THE TASK: In the listing below, identify each line with the word "Columns" and return those lines.

TASK INPUT:
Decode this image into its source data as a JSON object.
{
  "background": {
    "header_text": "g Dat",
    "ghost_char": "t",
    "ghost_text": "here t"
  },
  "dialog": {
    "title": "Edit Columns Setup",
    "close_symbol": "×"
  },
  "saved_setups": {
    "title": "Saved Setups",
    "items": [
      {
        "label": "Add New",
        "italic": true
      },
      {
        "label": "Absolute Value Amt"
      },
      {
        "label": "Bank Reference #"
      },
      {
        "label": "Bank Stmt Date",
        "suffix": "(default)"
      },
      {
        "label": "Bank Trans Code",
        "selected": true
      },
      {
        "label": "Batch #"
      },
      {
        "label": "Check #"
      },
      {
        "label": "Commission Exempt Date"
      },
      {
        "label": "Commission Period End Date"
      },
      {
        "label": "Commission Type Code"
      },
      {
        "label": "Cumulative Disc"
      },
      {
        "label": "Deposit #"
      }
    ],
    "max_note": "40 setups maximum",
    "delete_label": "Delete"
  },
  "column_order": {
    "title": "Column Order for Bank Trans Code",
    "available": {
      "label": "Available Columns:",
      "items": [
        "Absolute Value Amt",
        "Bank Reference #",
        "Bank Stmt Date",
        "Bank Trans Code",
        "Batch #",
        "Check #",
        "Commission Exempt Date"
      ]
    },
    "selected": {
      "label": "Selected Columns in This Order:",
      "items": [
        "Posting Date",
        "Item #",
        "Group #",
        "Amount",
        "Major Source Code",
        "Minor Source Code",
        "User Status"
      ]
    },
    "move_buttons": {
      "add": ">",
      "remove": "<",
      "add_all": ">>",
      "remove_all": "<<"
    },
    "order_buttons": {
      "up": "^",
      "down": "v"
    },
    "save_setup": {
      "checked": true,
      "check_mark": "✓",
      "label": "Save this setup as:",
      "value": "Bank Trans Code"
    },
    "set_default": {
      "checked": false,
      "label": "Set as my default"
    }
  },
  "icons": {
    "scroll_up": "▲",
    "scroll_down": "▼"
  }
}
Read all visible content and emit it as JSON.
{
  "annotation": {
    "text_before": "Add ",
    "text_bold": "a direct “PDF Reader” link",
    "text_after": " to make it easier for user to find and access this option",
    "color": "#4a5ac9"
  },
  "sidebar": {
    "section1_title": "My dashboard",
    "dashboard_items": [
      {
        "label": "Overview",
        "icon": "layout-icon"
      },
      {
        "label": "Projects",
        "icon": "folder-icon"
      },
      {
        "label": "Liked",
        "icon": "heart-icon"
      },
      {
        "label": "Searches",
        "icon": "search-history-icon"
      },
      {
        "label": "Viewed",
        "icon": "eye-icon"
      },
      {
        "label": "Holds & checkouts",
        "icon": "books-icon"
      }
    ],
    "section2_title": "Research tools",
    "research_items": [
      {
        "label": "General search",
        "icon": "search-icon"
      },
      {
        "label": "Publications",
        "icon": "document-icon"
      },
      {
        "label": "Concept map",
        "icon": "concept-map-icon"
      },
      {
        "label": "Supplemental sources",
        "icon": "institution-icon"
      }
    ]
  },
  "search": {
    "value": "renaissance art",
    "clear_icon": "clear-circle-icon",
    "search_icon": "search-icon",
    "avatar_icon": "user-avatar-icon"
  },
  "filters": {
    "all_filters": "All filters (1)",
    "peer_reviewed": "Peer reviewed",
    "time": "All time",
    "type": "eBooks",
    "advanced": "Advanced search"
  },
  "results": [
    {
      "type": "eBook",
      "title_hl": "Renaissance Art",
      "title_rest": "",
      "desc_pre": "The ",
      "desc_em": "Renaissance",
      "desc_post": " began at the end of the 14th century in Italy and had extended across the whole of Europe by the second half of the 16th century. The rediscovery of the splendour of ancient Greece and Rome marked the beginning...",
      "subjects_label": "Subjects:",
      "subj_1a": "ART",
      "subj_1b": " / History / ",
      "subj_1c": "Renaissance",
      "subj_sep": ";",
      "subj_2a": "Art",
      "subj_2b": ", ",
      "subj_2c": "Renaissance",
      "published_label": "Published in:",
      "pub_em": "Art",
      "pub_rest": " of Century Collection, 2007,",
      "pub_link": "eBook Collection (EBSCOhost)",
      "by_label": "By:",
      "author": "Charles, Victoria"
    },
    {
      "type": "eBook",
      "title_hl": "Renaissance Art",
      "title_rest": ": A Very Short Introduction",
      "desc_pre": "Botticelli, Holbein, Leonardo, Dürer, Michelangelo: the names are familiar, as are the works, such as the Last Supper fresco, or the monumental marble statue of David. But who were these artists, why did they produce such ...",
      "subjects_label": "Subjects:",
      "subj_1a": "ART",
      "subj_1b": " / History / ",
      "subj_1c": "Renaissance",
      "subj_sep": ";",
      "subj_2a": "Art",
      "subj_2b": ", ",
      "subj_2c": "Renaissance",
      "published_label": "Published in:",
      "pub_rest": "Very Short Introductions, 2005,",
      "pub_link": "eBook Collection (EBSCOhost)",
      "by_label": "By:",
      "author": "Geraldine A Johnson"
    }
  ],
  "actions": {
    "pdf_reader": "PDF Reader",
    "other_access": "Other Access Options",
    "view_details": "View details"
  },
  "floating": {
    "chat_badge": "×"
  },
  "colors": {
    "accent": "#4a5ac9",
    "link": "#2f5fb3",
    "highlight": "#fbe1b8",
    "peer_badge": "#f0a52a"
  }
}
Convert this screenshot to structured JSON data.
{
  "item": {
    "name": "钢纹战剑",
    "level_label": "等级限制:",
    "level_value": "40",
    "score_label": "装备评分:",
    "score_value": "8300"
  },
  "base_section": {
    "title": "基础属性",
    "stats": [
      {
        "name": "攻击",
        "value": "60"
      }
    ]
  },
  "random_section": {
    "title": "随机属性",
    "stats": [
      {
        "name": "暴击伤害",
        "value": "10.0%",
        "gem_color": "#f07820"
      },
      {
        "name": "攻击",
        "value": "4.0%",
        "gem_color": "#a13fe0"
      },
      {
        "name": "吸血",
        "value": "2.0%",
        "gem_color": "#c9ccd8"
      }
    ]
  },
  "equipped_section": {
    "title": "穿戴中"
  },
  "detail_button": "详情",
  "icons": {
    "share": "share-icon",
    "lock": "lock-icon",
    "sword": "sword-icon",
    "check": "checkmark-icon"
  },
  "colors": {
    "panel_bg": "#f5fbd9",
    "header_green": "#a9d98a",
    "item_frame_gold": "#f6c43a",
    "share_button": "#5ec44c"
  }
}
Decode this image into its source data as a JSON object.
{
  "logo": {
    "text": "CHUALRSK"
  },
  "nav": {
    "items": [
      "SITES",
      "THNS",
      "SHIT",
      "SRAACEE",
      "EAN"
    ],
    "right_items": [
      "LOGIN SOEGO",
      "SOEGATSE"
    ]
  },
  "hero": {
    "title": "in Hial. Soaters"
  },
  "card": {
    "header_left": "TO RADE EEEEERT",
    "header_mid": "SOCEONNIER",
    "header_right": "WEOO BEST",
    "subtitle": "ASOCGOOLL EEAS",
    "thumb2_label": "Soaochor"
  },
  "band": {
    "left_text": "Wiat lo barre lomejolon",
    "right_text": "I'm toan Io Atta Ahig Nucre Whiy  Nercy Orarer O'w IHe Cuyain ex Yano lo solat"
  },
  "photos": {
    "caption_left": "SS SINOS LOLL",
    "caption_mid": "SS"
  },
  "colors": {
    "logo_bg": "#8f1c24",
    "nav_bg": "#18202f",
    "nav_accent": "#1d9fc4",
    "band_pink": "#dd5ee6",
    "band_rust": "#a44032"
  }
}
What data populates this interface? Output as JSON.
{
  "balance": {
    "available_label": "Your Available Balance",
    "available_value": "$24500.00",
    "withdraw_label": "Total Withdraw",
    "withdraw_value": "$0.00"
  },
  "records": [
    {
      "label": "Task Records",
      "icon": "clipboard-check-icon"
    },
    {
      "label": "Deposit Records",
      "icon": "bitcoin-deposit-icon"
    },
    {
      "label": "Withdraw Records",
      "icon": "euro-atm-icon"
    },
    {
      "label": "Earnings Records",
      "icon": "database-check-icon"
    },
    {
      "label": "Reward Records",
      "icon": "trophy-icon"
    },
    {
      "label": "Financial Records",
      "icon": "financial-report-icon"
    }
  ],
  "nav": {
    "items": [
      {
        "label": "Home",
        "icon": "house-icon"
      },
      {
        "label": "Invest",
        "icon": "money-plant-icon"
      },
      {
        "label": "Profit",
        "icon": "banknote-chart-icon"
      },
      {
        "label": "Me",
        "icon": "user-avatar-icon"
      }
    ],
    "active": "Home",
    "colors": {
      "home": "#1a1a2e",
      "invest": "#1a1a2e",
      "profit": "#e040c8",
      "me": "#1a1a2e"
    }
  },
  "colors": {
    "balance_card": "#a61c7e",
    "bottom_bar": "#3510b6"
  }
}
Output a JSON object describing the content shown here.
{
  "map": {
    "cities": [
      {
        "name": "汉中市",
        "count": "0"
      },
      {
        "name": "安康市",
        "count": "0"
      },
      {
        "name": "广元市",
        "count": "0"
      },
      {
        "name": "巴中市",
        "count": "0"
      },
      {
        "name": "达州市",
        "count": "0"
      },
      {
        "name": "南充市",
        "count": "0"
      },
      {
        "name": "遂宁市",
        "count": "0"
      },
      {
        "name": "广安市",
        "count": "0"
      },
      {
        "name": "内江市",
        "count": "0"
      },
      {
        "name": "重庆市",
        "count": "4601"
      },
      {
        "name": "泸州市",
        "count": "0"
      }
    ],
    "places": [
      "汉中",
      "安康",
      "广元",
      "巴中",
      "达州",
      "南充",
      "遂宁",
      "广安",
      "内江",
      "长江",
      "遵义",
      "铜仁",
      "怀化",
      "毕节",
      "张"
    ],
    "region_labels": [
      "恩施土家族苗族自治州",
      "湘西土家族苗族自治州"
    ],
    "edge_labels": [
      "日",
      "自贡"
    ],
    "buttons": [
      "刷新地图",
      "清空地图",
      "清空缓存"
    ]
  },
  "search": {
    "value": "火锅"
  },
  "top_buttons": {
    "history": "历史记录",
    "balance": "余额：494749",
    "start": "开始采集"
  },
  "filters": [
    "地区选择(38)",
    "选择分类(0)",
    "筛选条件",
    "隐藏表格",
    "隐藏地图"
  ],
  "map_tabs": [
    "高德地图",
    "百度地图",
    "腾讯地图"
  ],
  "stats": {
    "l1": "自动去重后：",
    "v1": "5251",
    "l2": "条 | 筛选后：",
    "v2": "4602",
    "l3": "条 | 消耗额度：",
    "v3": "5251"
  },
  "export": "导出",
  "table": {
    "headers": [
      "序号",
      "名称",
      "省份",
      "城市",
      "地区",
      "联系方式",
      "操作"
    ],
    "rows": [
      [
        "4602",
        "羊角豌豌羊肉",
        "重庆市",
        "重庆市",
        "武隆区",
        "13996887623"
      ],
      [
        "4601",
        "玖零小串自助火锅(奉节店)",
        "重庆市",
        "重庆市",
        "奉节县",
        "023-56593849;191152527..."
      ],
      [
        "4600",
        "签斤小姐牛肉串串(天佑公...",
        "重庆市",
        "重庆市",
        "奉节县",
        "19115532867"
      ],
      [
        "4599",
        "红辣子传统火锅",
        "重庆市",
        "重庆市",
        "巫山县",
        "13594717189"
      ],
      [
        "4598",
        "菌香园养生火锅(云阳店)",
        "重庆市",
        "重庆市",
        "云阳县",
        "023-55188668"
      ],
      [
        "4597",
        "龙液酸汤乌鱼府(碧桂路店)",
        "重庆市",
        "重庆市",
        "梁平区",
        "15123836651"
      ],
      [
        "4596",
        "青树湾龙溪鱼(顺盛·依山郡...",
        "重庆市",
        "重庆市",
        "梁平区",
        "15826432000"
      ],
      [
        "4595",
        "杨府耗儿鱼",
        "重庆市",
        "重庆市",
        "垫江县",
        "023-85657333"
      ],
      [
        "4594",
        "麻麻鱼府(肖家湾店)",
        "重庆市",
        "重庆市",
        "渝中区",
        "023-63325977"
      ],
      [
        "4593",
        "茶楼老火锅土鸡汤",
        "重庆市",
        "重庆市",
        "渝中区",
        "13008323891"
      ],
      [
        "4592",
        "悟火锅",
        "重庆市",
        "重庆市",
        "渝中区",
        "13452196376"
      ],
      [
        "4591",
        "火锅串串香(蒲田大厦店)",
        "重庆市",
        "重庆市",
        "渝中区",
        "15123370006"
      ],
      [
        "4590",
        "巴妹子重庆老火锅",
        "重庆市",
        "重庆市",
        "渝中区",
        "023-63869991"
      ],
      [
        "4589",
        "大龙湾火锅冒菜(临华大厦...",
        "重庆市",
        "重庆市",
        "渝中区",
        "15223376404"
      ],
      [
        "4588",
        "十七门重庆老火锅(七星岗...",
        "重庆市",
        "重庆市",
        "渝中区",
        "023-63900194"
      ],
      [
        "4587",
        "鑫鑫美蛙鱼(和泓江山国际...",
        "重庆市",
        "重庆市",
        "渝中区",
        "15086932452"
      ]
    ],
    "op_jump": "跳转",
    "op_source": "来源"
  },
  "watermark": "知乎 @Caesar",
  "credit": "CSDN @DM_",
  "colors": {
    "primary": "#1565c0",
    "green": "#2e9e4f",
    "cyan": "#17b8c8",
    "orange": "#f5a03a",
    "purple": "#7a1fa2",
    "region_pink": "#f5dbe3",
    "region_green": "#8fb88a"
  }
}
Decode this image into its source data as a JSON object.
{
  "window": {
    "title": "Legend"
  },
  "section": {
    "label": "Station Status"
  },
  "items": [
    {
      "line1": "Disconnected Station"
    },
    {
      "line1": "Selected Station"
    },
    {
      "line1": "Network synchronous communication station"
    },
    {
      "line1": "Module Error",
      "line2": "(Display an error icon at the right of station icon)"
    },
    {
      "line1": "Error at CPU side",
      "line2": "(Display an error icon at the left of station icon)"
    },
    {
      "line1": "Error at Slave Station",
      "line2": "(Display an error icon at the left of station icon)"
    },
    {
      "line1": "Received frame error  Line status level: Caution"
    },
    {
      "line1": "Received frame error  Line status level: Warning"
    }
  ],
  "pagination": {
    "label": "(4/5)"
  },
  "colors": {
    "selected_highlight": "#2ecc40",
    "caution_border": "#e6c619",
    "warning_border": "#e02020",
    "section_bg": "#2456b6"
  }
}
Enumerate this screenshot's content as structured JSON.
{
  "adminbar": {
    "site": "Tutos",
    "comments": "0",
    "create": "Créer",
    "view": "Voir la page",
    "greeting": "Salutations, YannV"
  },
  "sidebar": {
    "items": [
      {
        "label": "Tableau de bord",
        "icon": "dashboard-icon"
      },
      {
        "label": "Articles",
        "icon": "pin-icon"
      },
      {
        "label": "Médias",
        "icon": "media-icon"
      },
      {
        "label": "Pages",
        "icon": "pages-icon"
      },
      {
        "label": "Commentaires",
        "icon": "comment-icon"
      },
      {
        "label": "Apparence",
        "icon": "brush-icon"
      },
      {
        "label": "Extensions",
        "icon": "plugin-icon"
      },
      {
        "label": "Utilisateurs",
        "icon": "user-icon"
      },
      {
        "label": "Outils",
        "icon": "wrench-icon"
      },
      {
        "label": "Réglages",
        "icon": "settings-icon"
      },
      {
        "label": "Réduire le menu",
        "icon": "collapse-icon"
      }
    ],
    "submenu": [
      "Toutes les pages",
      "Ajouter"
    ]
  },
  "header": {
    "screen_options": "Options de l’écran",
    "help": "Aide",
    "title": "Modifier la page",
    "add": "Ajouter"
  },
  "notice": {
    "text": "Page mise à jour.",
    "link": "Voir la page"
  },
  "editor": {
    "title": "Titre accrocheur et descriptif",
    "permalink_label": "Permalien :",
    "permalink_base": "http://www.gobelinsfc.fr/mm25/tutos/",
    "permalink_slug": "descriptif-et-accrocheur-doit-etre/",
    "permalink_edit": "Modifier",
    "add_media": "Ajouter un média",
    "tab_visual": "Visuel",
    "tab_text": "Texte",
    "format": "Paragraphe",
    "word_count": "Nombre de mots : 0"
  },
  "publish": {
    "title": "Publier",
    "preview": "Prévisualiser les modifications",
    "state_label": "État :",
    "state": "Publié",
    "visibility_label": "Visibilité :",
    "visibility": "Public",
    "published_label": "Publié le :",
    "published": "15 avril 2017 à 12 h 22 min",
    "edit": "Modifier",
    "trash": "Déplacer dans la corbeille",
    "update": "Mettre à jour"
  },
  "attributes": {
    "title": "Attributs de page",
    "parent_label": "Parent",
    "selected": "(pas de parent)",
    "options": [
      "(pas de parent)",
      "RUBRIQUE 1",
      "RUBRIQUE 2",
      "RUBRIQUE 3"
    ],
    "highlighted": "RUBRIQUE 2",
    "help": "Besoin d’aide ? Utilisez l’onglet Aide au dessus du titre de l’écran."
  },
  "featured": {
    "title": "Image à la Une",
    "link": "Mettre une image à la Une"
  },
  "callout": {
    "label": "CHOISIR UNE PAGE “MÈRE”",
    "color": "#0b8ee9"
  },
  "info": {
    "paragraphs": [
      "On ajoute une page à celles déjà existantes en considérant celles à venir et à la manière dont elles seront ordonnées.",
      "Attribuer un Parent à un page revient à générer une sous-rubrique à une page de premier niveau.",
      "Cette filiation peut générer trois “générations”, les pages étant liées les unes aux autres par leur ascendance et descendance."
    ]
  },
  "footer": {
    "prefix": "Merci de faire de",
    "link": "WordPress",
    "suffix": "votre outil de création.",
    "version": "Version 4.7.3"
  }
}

TASK RESULT:
    "title": "Edit Columns Setup",
      "label": "Available Columns:",
      "label": "Selected Columns in This Order:",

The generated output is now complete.